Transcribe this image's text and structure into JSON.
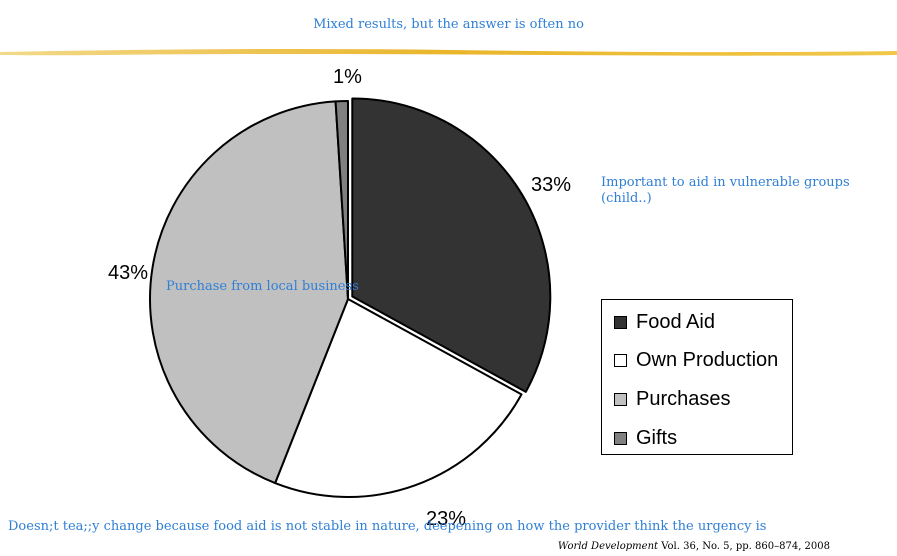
{
  "header": {
    "subtitle": "Mixed results, but the answer is often no"
  },
  "chart_data": {
    "type": "pie",
    "slices": [
      {
        "label": "Food Aid",
        "value": 33,
        "display": "33%",
        "color": "#333333",
        "exploded": true
      },
      {
        "label": "Own Production",
        "value": 23,
        "display": "23%",
        "color": "#ffffff"
      },
      {
        "label": "Purchases",
        "value": 43,
        "display": "43%",
        "color": "#c0c0c0"
      },
      {
        "label": "Gifts",
        "value": 1,
        "display": "1%",
        "color": "#808080"
      }
    ],
    "legend": {
      "placement": "right",
      "entries": [
        "Food Aid",
        "Own Production",
        "Purchases",
        "Gifts"
      ]
    }
  },
  "annotations": {
    "vulnerable_groups_line1": "Important to aid in vulnerable groups",
    "vulnerable_groups_line2": "(child..)",
    "local_business": "Purchase from local business",
    "bottom_note": "Doesn;t tea;;y change because food aid is not stable in nature, deepening on how the provider think the urgency is"
  },
  "citation": {
    "journal": "World Development",
    "details": " Vol. 36, No. 5, pp. 860–874, 2008"
  }
}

____________

» **Instruction**: Reproduce every line precisely as given, omitting all pictures.

» **Output**:
Transcribe this image's text and structure into JSON.
{
  "header": {
    "subtitle": "Mixed results, but the answer is often no"
  },
  "chart_data": {
    "type": "pie",
    "slices": [
      {
        "label": "Food Aid",
        "value": 33,
        "display": "33%",
        "color": "#333333",
        "exploded": true
      },
      {
        "label": "Own Production",
        "value": 23,
        "display": "23%",
        "color": "#ffffff"
      },
      {
        "label": "Purchases",
        "value": 43,
        "display": "43%",
        "color": "#c0c0c0"
      },
      {
        "label": "Gifts",
        "value": 1,
        "display": "1%",
        "color": "#808080"
      }
    ],
    "legend": {
      "placement": "right",
      "entries": [
        "Food Aid",
        "Own Production",
        "Purchases",
        "Gifts"
      ]
    }
  },
  "annotations": {
    "vulnerable_groups_line1": "Important to aid in vulnerable groups",
    "vulnerable_groups_line2": "(child..)",
    "local_business": "Purchase from local business",
    "bottom_note": "Doesn;t tea;;y change because food aid is not stable in nature, deepening on how the provider think the urgency is"
  },
  "citation": {
    "journal": "World Development",
    "details": " Vol. 36, No. 5, pp. 860–874, 2008"
  }
}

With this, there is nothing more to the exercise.